Written instruction: Reproduce the records below in their entirety, character for character.
----- Exercise input -----
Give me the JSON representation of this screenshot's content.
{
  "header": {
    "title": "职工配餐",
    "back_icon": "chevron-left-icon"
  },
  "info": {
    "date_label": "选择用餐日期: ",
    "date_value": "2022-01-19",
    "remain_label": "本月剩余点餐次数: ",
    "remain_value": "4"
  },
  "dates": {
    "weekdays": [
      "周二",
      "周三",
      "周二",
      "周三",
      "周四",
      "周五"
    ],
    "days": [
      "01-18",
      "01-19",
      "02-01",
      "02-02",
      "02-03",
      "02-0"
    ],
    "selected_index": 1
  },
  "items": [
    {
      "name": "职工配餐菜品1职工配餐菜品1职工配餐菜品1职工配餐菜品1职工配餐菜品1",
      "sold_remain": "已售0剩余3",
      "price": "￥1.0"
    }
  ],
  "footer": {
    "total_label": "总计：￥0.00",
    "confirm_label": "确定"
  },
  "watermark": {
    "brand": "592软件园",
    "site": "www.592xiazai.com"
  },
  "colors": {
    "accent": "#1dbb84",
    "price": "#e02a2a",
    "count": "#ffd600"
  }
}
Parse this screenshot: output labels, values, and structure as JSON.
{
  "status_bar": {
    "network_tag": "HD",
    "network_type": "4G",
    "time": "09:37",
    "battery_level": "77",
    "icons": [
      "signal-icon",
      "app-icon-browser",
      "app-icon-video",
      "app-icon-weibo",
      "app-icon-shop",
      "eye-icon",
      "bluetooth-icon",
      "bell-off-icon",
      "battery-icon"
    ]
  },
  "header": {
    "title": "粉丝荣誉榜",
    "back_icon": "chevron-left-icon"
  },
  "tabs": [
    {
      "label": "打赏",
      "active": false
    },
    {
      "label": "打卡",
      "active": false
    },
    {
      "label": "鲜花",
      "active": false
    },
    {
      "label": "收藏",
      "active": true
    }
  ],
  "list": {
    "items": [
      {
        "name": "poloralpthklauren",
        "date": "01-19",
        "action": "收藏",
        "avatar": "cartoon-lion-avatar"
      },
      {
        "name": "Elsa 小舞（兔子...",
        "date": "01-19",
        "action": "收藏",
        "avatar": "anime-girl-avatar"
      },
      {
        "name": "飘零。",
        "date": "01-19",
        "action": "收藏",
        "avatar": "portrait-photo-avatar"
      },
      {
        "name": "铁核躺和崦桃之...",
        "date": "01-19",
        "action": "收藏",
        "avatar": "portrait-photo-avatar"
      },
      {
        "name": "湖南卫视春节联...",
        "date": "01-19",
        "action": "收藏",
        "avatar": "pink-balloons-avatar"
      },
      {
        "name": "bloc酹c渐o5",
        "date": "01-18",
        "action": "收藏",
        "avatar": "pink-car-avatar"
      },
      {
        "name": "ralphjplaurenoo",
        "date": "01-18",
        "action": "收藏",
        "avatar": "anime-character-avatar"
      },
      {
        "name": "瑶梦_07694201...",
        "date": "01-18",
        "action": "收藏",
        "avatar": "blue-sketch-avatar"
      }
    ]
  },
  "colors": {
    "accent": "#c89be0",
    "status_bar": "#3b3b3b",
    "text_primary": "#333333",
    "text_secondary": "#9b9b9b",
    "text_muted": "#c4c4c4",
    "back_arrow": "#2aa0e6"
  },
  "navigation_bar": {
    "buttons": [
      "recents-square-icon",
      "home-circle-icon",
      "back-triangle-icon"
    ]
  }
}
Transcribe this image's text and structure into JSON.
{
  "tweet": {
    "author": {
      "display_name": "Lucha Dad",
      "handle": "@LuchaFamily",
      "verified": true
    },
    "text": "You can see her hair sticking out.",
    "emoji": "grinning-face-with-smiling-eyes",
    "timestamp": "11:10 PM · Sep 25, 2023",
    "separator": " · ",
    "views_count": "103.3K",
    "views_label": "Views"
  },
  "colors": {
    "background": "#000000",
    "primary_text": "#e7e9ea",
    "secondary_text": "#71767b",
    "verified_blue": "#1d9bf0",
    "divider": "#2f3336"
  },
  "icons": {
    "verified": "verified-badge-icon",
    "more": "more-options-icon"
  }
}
-----
Result for this exercise:
Give me the JSON representation of this screenshot's content.
{
  "header": {
    "title": "职工配餐",
    "back_icon": "chevron-left-icon"
  },
  "info": {
    "date_label": "选择用餐日期: ",
    "date_value": "2022-01-19",
    "remain_label": "本月剩余点餐次数: ",
    "remain_value": "4"
  },
  "dates": {
    "weekdays": [
      "周二",
      "周三",
      "周二",
      "周三",
      "周四",
      "周五"
    ],
    "days": [
      "01-18",
      "01-19",
      "02-01",
      "02-02",
      "02-03",
      "02-0"
    ],
    "selected_index": 1
  },
  "items": [
    {
      "name": "职工配餐菜品1职工配餐菜品1职工配餐菜品1职工配餐菜品1职工配餐菜品1",
      "sold_remain": "已售0剩余3",
      "price": "￥1.0"
    }
  ],
  "footer": {
    "total_label": "总计：￥0.00",
    "confirm_label": "确定"
  },
  "watermark": {
    "brand": "592软件园",
    "site": "www.592xiazai.com"
  },
  "colors": {
    "accent": "#1dbb84",
    "price": "#e02a2a",
    "count": "#ffd600"
  }
}
Parse this screenshot: output labels, values, and structure as JSON.
{
  "status_bar": {
    "network_tag": "HD",
    "network_type": "4G",
    "time": "09:37",
    "battery_level": "77",
    "icons": [
      "signal-icon",
      "app-icon-browser",
      "app-icon-video",
      "app-icon-weibo",
      "app-icon-shop",
      "eye-icon",
      "bluetooth-icon",
      "bell-off-icon",
      "battery-icon"
    ]
  },
  "header": {
    "title": "粉丝荣誉榜",
    "back_icon": "chevron-left-icon"
  },
  "tabs": [
    {
      "label": "打赏",
      "active": false
    },
    {
      "label": "打卡",
      "active": false
    },
    {
      "label": "鲜花",
      "active": false
    },
    {
      "label": "收藏",
      "active": true
    }
  ],
  "list": {
    "items": [
      {
        "name": "poloralpthklauren",
        "date": "01-19",
        "action": "收藏",
        "avatar": "cartoon-lion-avatar"
      },
      {
        "name": "Elsa 小舞（兔子...",
        "date": "01-19",
        "action": "收藏",
        "avatar": "anime-girl-avatar"
      },
      {
        "name": "飘零。",
        "date": "01-19",
        "action": "收藏",
        "avatar": "portrait-photo-avatar"
      },
      {
        "name": "铁核躺和崦桃之...",
        "date": "01-19",
        "action": "收藏",
        "avatar": "portrait-photo-avatar"
      },
      {
        "name": "湖南卫视春节联...",
        "date": "01-19",
        "action": "收藏",
        "avatar": "pink-balloons-avatar"
      },
      {
        "name": "bloc酹c渐o5",
        "date": "01-18",
        "action": "收藏",
        "avatar": "pink-car-avatar"
      },
      {
        "name": "ralphjplaurenoo",
        "date": "01-18",
        "action": "收藏",
        "avatar": "anime-character-avatar"
      },
      {
        "name": "瑶梦_07694201...",
        "date": "01-18",
        "action": "收藏",
        "avatar": "blue-sketch-avatar"
      }
    ]
  },
  "colors": {
    "accent": "#c89be0",
    "status_bar": "#3b3b3b",
    "text_primary": "#333333",
    "text_secondary": "#9b9b9b",
    "text_muted": "#c4c4c4",
    "back_arrow": "#2aa0e6"
  },
  "navigation_bar": {
    "buttons": [
      "recents-square-icon",
      "home-circle-icon",
      "back-triangle-icon"
    ]
  }
}
Transcribe this image's text and structure into JSON.
{
  "tweet": {
    "author": {
      "display_name": "Lucha Dad",
      "handle": "@LuchaFamily",
      "verified": true
    },
    "text": "You can see her hair sticking out.",
    "emoji": "grinning-face-with-smiling-eyes",
    "timestamp": "11:10 PM · Sep 25, 2023",
    "separator": " · ",
    "views_count": "103.3K",
    "views_label": "Views"
  },
  "colors": {
    "background": "#000000",
    "primary_text": "#e7e9ea",
    "secondary_text": "#71767b",
    "verified_blue": "#1d9bf0",
    "divider": "#2f3336"
  },
  "icons": {
    "verified": "verified-badge-icon",
    "more": "more-options-icon"
  }
}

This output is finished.